Data records:
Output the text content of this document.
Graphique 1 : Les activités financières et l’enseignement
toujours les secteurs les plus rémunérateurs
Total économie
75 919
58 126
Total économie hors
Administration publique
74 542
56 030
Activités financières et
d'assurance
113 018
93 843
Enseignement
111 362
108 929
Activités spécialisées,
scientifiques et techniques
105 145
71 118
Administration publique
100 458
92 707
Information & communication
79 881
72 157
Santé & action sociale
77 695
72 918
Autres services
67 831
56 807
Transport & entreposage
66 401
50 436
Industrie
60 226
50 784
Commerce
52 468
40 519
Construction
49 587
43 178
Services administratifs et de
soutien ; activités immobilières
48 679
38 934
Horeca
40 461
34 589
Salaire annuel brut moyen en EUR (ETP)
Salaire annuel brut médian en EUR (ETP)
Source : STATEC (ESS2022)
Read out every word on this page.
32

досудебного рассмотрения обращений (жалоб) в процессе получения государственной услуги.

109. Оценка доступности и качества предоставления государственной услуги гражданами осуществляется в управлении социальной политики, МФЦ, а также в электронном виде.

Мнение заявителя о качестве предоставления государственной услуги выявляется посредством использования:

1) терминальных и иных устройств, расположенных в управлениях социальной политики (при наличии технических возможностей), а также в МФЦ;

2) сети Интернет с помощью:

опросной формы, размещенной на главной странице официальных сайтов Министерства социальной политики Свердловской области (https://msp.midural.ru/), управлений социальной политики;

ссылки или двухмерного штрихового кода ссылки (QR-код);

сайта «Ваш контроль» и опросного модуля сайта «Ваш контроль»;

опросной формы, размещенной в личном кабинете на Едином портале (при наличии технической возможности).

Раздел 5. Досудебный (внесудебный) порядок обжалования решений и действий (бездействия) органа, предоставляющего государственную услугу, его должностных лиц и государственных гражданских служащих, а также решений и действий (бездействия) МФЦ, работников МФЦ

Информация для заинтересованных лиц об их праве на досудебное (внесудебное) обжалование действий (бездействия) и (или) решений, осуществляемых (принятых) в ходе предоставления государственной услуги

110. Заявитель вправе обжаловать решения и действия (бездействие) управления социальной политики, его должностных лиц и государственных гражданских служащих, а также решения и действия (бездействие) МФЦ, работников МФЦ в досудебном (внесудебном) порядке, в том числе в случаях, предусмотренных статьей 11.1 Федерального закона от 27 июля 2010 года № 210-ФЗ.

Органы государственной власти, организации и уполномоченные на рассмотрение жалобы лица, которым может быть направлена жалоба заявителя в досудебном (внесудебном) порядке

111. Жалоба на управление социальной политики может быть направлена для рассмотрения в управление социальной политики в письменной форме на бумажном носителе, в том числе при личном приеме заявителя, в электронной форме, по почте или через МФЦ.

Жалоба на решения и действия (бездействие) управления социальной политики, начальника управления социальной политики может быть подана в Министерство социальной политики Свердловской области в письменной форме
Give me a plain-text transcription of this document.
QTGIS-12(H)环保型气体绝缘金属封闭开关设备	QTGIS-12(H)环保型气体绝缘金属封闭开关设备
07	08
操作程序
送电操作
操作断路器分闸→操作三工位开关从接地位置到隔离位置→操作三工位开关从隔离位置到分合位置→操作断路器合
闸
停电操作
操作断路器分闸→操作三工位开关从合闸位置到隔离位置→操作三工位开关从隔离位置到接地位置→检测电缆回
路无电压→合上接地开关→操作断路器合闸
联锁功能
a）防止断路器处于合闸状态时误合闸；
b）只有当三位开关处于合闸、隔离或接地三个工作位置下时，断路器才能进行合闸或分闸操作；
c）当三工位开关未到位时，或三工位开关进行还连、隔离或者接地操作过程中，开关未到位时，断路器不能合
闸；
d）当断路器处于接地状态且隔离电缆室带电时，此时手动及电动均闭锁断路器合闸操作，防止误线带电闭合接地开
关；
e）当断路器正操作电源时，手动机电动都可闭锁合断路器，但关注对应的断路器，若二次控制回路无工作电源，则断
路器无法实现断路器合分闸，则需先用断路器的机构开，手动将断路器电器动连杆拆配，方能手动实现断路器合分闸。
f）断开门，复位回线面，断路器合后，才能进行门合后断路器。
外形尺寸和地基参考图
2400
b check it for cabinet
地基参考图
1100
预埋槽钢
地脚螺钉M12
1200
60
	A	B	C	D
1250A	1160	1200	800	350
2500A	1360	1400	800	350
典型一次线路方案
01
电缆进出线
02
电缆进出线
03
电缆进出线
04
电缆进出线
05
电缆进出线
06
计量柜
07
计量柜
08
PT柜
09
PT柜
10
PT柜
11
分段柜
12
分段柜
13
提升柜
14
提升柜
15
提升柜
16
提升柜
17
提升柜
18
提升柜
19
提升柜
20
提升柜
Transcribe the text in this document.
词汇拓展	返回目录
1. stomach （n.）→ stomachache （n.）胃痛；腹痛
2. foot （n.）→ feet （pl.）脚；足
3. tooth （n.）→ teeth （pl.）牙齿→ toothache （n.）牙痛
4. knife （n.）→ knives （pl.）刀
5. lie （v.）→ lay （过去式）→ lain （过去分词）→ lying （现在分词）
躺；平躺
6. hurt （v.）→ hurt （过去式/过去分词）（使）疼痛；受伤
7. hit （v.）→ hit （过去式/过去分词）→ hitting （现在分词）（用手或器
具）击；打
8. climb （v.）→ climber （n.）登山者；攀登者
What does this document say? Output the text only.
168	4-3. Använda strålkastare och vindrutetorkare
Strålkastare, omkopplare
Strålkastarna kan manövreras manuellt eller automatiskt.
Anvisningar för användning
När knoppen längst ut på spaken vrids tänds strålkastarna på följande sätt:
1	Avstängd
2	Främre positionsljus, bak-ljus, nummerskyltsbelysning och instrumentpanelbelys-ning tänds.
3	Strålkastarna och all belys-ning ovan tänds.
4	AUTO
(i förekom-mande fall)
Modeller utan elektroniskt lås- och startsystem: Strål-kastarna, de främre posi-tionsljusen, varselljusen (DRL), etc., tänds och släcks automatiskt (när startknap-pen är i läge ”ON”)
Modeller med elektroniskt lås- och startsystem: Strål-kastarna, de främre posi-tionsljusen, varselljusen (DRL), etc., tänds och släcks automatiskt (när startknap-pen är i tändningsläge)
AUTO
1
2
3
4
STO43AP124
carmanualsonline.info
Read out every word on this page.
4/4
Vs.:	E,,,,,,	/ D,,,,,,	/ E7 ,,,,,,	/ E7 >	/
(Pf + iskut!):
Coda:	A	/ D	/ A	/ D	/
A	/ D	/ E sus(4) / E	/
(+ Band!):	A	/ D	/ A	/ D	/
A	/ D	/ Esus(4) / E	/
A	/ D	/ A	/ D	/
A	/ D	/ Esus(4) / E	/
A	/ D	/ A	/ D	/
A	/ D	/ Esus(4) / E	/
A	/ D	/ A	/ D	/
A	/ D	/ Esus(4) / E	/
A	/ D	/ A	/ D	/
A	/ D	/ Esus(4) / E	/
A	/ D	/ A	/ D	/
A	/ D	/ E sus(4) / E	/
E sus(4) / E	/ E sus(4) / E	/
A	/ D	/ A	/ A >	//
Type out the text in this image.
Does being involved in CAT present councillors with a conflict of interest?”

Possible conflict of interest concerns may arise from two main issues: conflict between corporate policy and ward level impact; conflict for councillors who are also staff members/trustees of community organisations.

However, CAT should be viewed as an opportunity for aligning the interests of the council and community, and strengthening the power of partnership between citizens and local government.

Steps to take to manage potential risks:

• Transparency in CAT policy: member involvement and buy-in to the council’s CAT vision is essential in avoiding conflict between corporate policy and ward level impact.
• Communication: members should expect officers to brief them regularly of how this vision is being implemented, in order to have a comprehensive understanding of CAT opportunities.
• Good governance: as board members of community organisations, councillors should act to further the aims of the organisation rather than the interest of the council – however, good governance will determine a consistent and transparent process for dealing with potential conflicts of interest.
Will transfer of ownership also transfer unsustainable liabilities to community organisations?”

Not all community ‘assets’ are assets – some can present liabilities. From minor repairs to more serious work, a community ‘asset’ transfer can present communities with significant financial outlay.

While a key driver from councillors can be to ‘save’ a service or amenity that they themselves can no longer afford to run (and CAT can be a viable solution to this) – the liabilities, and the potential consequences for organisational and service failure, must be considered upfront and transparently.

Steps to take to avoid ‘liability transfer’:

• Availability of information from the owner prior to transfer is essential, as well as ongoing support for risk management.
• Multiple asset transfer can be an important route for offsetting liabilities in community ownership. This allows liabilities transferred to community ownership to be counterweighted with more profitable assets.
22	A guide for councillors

*Brief*: Reproduce each line from the records that contains the word "automatiskt".

*Correct output*:
Strålkastarna kan manövreras manuellt eller automatiskt.
Modeller utan elektroniskt lås- och startsystem: Strål-kastarna, de främre posi-tionsljusen, varselljusen (DRL), etc., tänds och släcks automatiskt (när startknap-pen är i läge ”ON”)
Modeller med elektroniskt lås- och startsystem: Strål-kastarna, de främre posi-tionsljusen, varselljusen (DRL), etc., tänds och släcks automatiskt (när startknap-pen är i tändningsläge)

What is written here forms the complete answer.